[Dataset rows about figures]
+--
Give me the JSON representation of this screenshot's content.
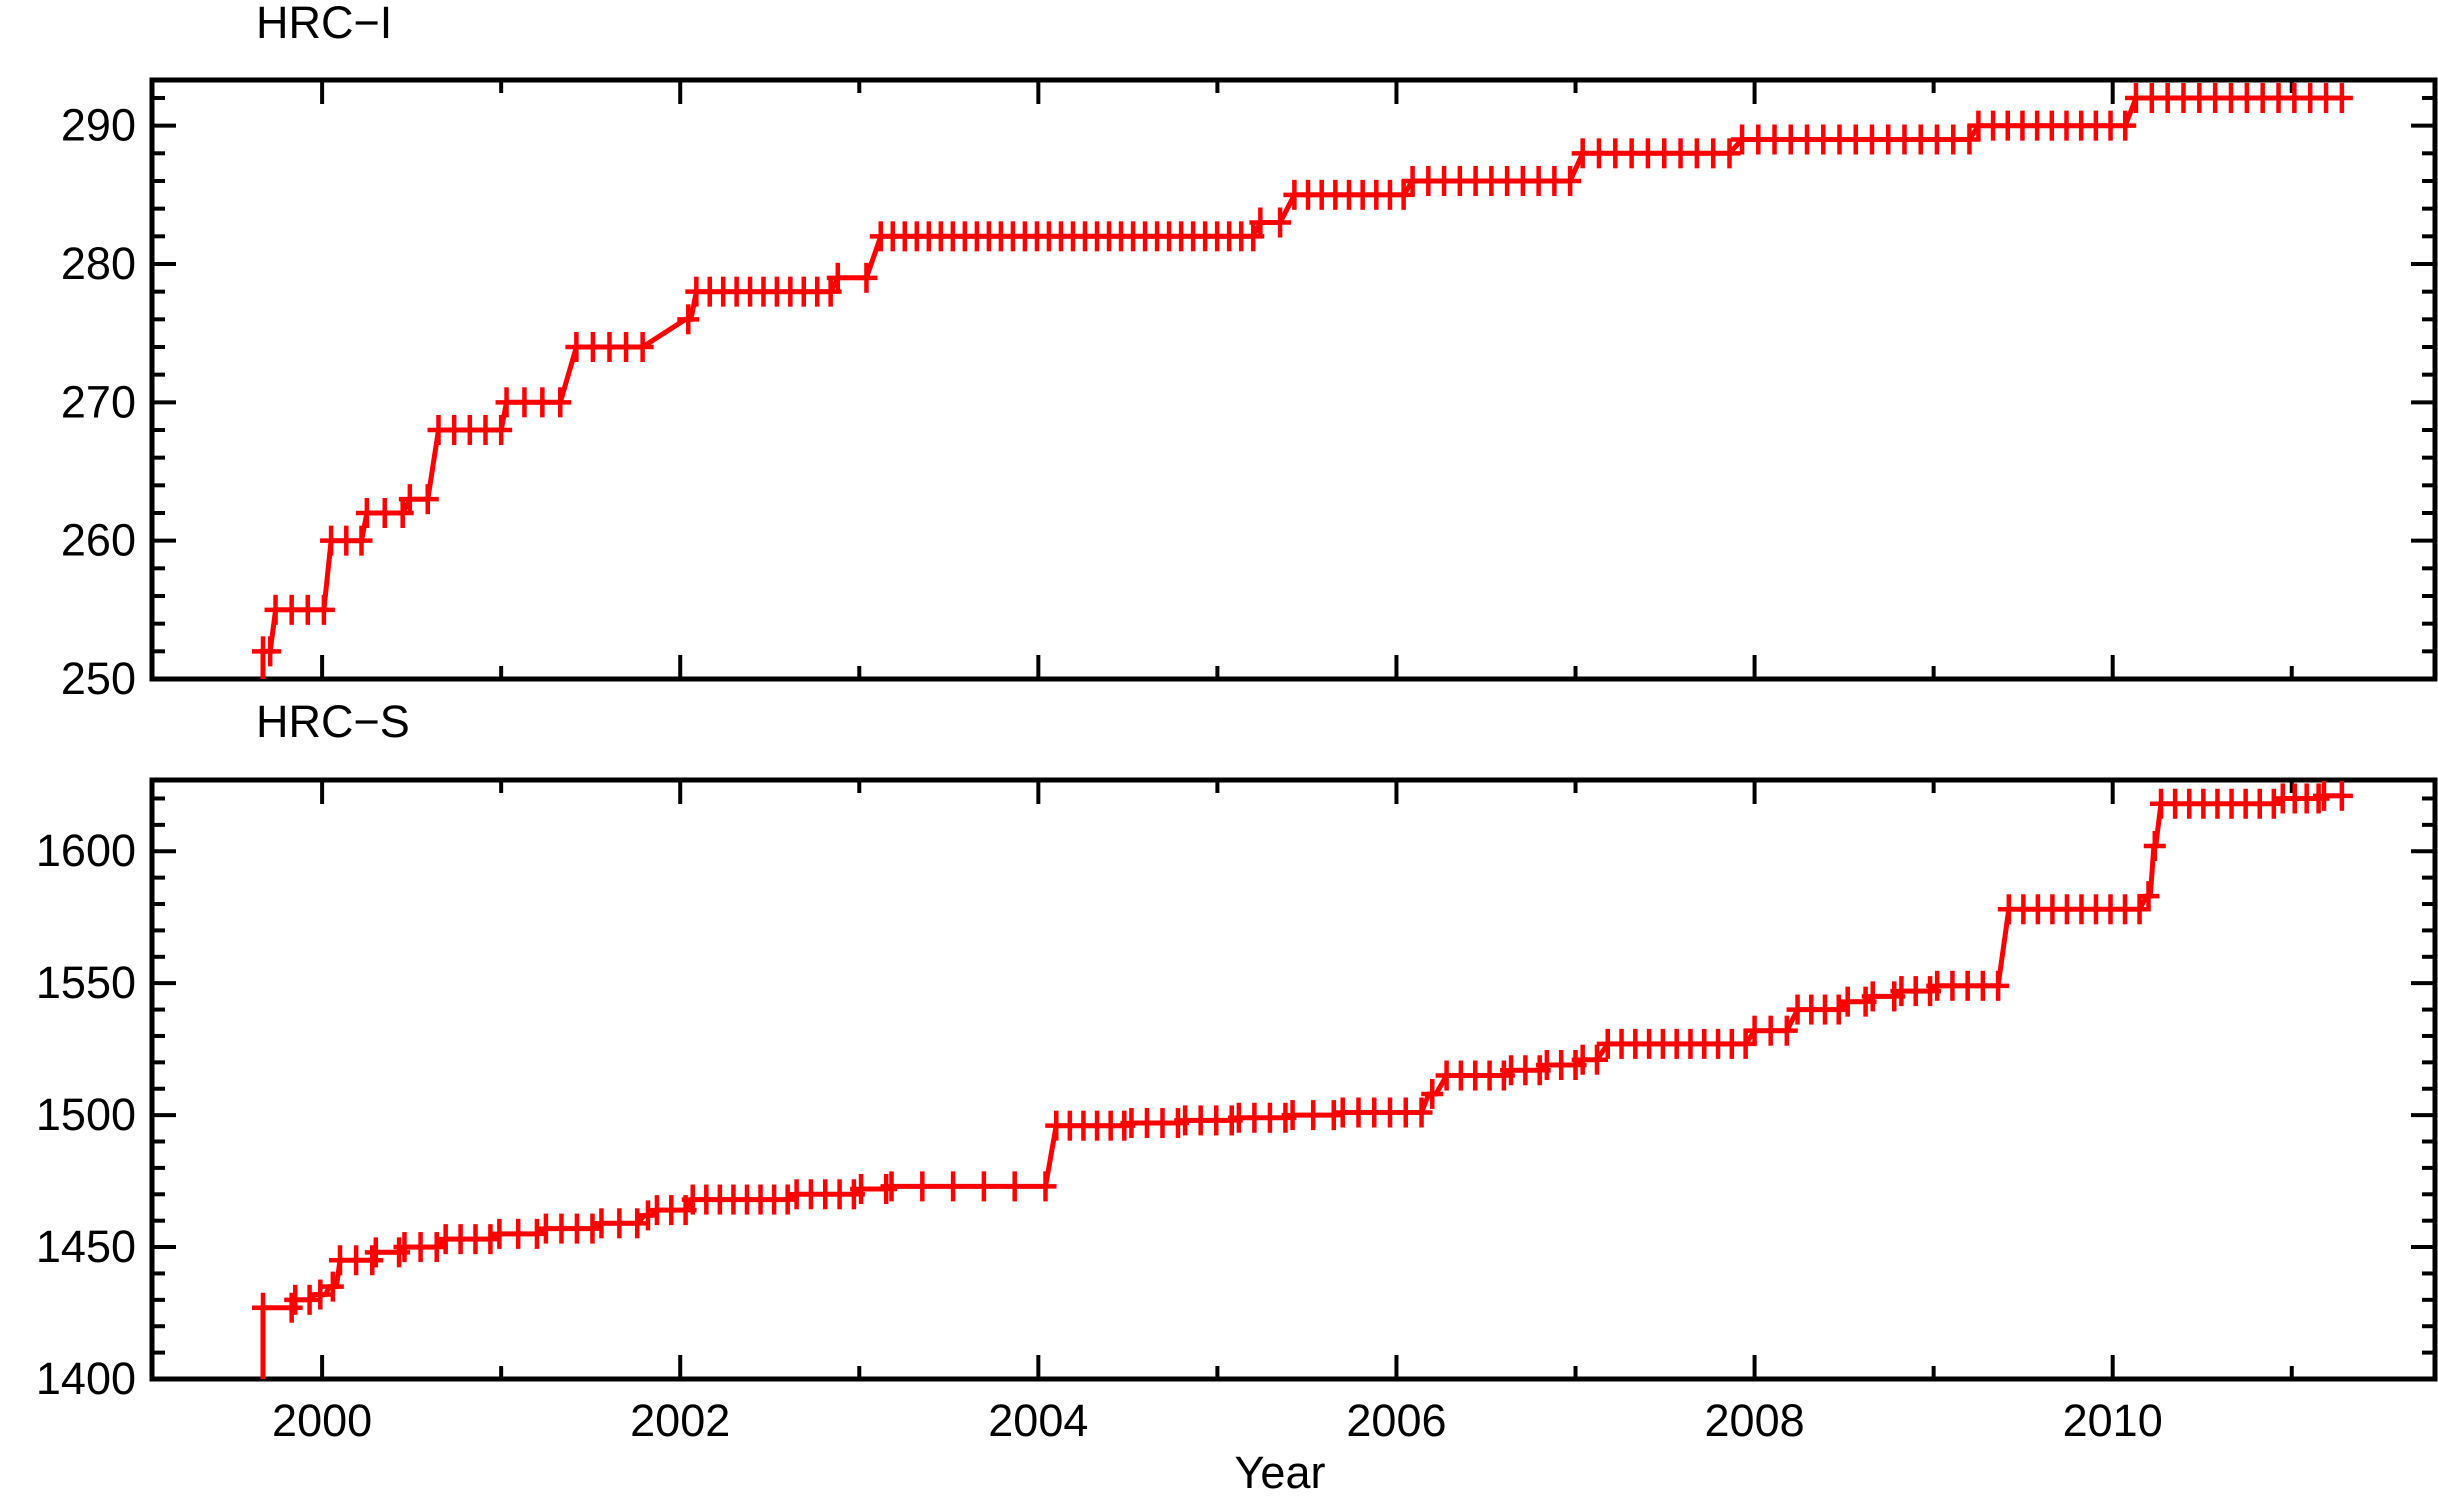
{
  "figure": {
    "background": "#ffffff",
    "axis_color": "#000000",
    "series_color": "#ff0000",
    "marker_glyph": "+"
  },
  "chart_data": [
    {
      "type": "line",
      "title": "HRC−I",
      "xlabel": "",
      "ylabel": "",
      "line_color": "#ff0000",
      "marker": "plus",
      "grid": false,
      "legend": "none",
      "xlim": [
        1999.05,
        2011.8
      ],
      "ylim": [
        250,
        293.3
      ],
      "yticks_major": [
        250,
        260,
        270,
        280,
        290
      ],
      "ytick_minor_step": 2,
      "xticks_major": [
        2000,
        2002,
        2004,
        2006,
        2008,
        2010
      ],
      "xticks_minor": [
        2001,
        2003,
        2005,
        2007,
        2009,
        2011
      ],
      "x_labels_visible": false,
      "start": {
        "year": 1999.67,
        "baseline_value": 250
      },
      "steps": [
        [
          1999.67,
          1999.71,
          252,
          2
        ],
        [
          1999.74,
          2000.01,
          255,
          4
        ],
        [
          2000.05,
          2000.22,
          260,
          3
        ],
        [
          2000.25,
          2000.45,
          262,
          3
        ],
        [
          2000.49,
          2000.59,
          263,
          2
        ],
        [
          2000.65,
          2001.0,
          268,
          5
        ],
        [
          2001.03,
          2001.33,
          270,
          4
        ],
        [
          2001.42,
          2001.79,
          274,
          5
        ],
        [
          2002.03,
          2002.06,
          276,
          1
        ],
        [
          2002.09,
          2002.84,
          278,
          11
        ],
        [
          2002.88,
          2003.04,
          279,
          2
        ],
        [
          2003.12,
          2005.2,
          282,
          32
        ],
        [
          2005.24,
          2005.35,
          283,
          2
        ],
        [
          2005.43,
          2006.04,
          285,
          9
        ],
        [
          2006.09,
          2006.97,
          286,
          11
        ],
        [
          2007.04,
          2007.86,
          288,
          10
        ],
        [
          2007.93,
          2009.2,
          289,
          15
        ],
        [
          2009.25,
          2010.07,
          290,
          11
        ],
        [
          2010.13,
          2011.28,
          292,
          14
        ]
      ]
    },
    {
      "type": "line",
      "title": "HRC−S",
      "xlabel": "Year",
      "ylabel": "",
      "line_color": "#ff0000",
      "marker": "plus",
      "grid": false,
      "legend": "none",
      "xlim": [
        1999.05,
        2011.8
      ],
      "ylim": [
        1400,
        1627
      ],
      "yticks_major": [
        1400,
        1450,
        1500,
        1550,
        1600
      ],
      "ytick_minor_step": 10,
      "xticks_major": [
        2000,
        2002,
        2004,
        2006,
        2008,
        2010
      ],
      "xticks_minor": [
        2001,
        2003,
        2005,
        2007,
        2009,
        2011
      ],
      "x_labels_visible": true,
      "start": {
        "year": 1999.67,
        "baseline_value": 1400
      },
      "steps": [
        [
          1999.67,
          1999.83,
          1427,
          2
        ],
        [
          1999.85,
          1999.93,
          1430,
          2
        ],
        [
          1999.96,
          2000.02,
          1432,
          1
        ],
        [
          2000.04,
          2000.08,
          1435,
          1
        ],
        [
          2000.1,
          2000.28,
          1445,
          3
        ],
        [
          2000.3,
          2000.43,
          1448,
          2
        ],
        [
          2000.46,
          2000.64,
          1450,
          3
        ],
        [
          2000.69,
          2000.94,
          1453,
          4
        ],
        [
          2000.99,
          2001.2,
          1455,
          3
        ],
        [
          2001.25,
          2001.51,
          1457,
          4
        ],
        [
          2001.56,
          2001.76,
          1459,
          3
        ],
        [
          2001.8,
          2001.84,
          1462,
          1
        ],
        [
          2001.87,
          2002.03,
          1464,
          3
        ],
        [
          2002.07,
          2002.6,
          1468,
          8
        ],
        [
          2002.65,
          2002.97,
          1470,
          5
        ],
        [
          2003.01,
          2003.15,
          1472,
          2
        ],
        [
          2003.18,
          2004.04,
          1473,
          6
        ],
        [
          2004.1,
          2004.48,
          1496,
          6
        ],
        [
          2004.52,
          2004.78,
          1497,
          4
        ],
        [
          2004.82,
          2005.08,
          1498,
          4
        ],
        [
          2005.12,
          2005.38,
          1499,
          4
        ],
        [
          2005.42,
          2005.65,
          1500,
          3
        ],
        [
          2005.7,
          2006.14,
          1501,
          6
        ],
        [
          2006.18,
          2006.22,
          1508,
          1
        ],
        [
          2006.28,
          2006.6,
          1515,
          5
        ],
        [
          2006.64,
          2006.8,
          1517,
          3
        ],
        [
          2006.84,
          2007.0,
          1519,
          3
        ],
        [
          2007.04,
          2007.12,
          1521,
          2
        ],
        [
          2007.18,
          2007.95,
          1527,
          11
        ],
        [
          2008.0,
          2008.18,
          1532,
          3
        ],
        [
          2008.24,
          2008.47,
          1540,
          4
        ],
        [
          2008.52,
          2008.62,
          1543,
          2
        ],
        [
          2008.66,
          2008.78,
          1545,
          2
        ],
        [
          2008.82,
          2008.98,
          1547,
          3
        ],
        [
          2009.02,
          2009.36,
          1549,
          5
        ],
        [
          2009.42,
          2010.15,
          1578,
          10
        ],
        [
          2010.19,
          2010.21,
          1583,
          1
        ],
        [
          2010.23,
          2010.24,
          1602,
          1
        ],
        [
          2010.27,
          2010.9,
          1618,
          9
        ],
        [
          2010.95,
          2011.15,
          1620,
          4
        ],
        [
          2011.18,
          2011.28,
          1621,
          2
        ]
      ]
    }
  ]
}
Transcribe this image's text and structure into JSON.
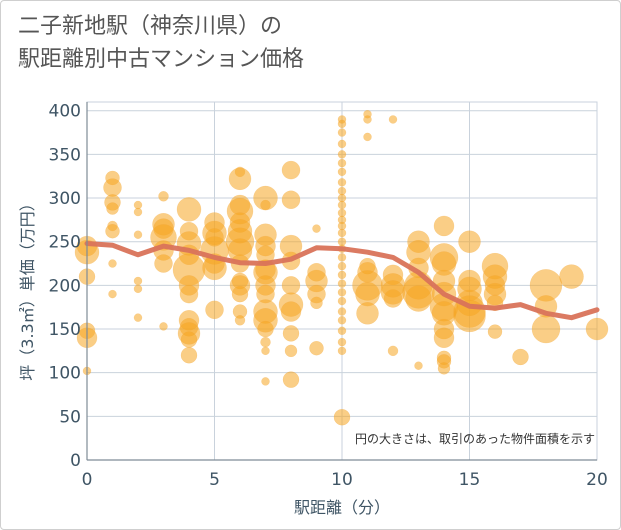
+--
Write out the listing word for word, omitting the pictures it holds.

Give me the JSON representation of this screenshot's content.
{
  "figure": {
    "background": "#ffffff",
    "axis_color": "#000000",
    "series_color": "#ff0000",
    "marker_glyph": "+"
  },
  "chart_data": [
    {
      "type": "line",
      "title": "HRC−I",
      "xlabel": "",
      "ylabel": "",
      "line_color": "#ff0000",
      "marker": "plus",
      "grid": false,
      "legend": "none",
      "xlim": [
        1999.05,
        2011.8
      ],
      "ylim": [
        250,
        293.3
      ],
      "yticks_major": [
        250,
        260,
        270,
        280,
        290
      ],
      "ytick_minor_step": 2,
      "xticks_major": [
        2000,
        2002,
        2004,
        2006,
        2008,
        2010
      ],
      "xticks_minor": [
        2001,
        2003,
        2005,
        2007,
        2009,
        2011
      ],
      "x_labels_visible": false,
      "start": {
        "year": 1999.67,
        "baseline_value": 250
      },
      "steps": [
        [
          1999.67,
          1999.71,
          252,
          2
        ],
        [
          1999.74,
          2000.01,
          255,
          4
        ],
        [
          2000.05,
          2000.22,
          260,
          3
        ],
        [
          2000.25,
          2000.45,
          262,
          3
        ],
        [
          2000.49,
          2000.59,
          263,
          2
        ],
        [
          2000.65,
          2001.0,
          268,
          5
        ],
        [
          2001.03,
          2001.33,
          270,
          4
        ],
        [
          2001.42,
          2001.79,
          274,
          5
        ],
        [
          2002.03,
          2002.06,
          276,
          1
        ],
        [
          2002.09,
          2002.84,
          278,
          11
        ],
        [
          2002.88,
          2003.04,
          279,
          2
        ],
        [
          2003.12,
          2005.2,
          282,
          32
        ],
        [
          2005.24,
          2005.35,
          283,
          2
        ],
        [
          2005.43,
          2006.04,
          285,
          9
        ],
        [
          2006.09,
          2006.97,
          286,
          11
        ],
        [
          2007.04,
          2007.86,
          288,
          10
        ],
        [
          2007.93,
          2009.2,
          289,
          15
        ],
        [
          2009.25,
          2010.07,
          290,
          11
        ],
        [
          2010.13,
          2011.28,
          292,
          14
        ]
      ]
    },
    {
      "type": "line",
      "title": "HRC−S",
      "xlabel": "Year",
      "ylabel": "",
      "line_color": "#ff0000",
      "marker": "plus",
      "grid": false,
      "legend": "none",
      "xlim": [
        1999.05,
        2011.8
      ],
      "ylim": [
        1400,
        1627
      ],
      "yticks_major": [
        1400,
        1450,
        1500,
        1550,
        1600
      ],
      "ytick_minor_step": 10,
      "xticks_major": [
        2000,
        2002,
        2004,
        2006,
        2008,
        2010
      ],
      "xticks_minor": [
        2001,
        2003,
        2005,
        2007,
        2009,
        2011
      ],
      "x_labels_visible": true,
      "start": {
        "year": 1999.67,
        "baseline_value": 1400
      },
      "steps": [
        [
          1999.67,
          1999.83,
          1427,
          2
        ],
        [
          1999.85,
          1999.93,
          1430,
          2
        ],
        [
          1999.96,
          2000.02,
          1432,
          1
        ],
        [
          2000.04,
          2000.08,
          1435,
          1
        ],
        [
          2000.1,
          2000.28,
          1445,
          3
        ],
        [
          2000.3,
          2000.43,
          1448,
          2
        ],
        [
          2000.46,
          2000.64,
          1450,
          3
        ],
        [
          2000.69,
          2000.94,
          1453,
          4
        ],
        [
          2000.99,
          2001.2,
          1455,
          3
        ],
        [
          2001.25,
          2001.51,
          1457,
          4
        ],
        [
          2001.56,
          2001.76,
          1459,
          3
        ],
        [
          2001.8,
          2001.84,
          1462,
          1
        ],
        [
          2001.87,
          2002.03,
          1464,
          3
        ],
        [
          2002.07,
          2002.6,
          1468,
          8
        ],
        [
          2002.65,
          2002.97,
          1470,
          5
        ],
        [
          2003.01,
          2003.15,
          1472,
          2
        ],
        [
          2003.18,
          2004.04,
          1473,
          6
        ],
        [
          2004.1,
          2004.48,
          1496,
          6
        ],
        [
          2004.52,
          2004.78,
          1497,
          4
        ],
        [
          2004.82,
          2005.08,
          1498,
          4
        ],
        [
          2005.12,
          2005.38,
          1499,
          4
        ],
        [
          2005.42,
          2005.65,
          1500,
          3
        ],
        [
          2005.7,
          2006.14,
          1501,
          6
        ],
        [
          2006.18,
          2006.22,
          1508,
          1
        ],
        [
          2006.28,
          2006.6,
          1515,
          5
        ],
        [
          2006.64,
          2006.8,
          1517,
          3
        ],
        [
          2006.84,
          2007.0,
          1519,
          3
        ],
        [
          2007.04,
          2007.12,
          1521,
          2
        ],
        [
          2007.18,
          2007.95,
          1527,
          11
        ],
        [
          2008.0,
          2008.18,
          1532,
          3
        ],
        [
          2008.24,
          2008.47,
          1540,
          4
        ],
        [
          2008.52,
          2008.62,
          1543,
          2
        ],
        [
          2008.66,
          2008.78,
          1545,
          2
        ],
        [
          2008.82,
          2008.98,
          1547,
          3
        ],
        [
          2009.02,
          2009.36,
          1549,
          5
        ],
        [
          2009.42,
          2010.15,
          1578,
          10
        ],
        [
          2010.19,
          2010.21,
          1583,
          1
        ],
        [
          2010.23,
          2010.24,
          1602,
          1
        ],
        [
          2010.27,
          2010.9,
          1618,
          9
        ],
        [
          2010.95,
          2011.15,
          1620,
          4
        ],
        [
          2011.18,
          2011.28,
          1621,
          2
        ]
      ]
    }
  ]
}
Transcribe this image's text and structure into JSON.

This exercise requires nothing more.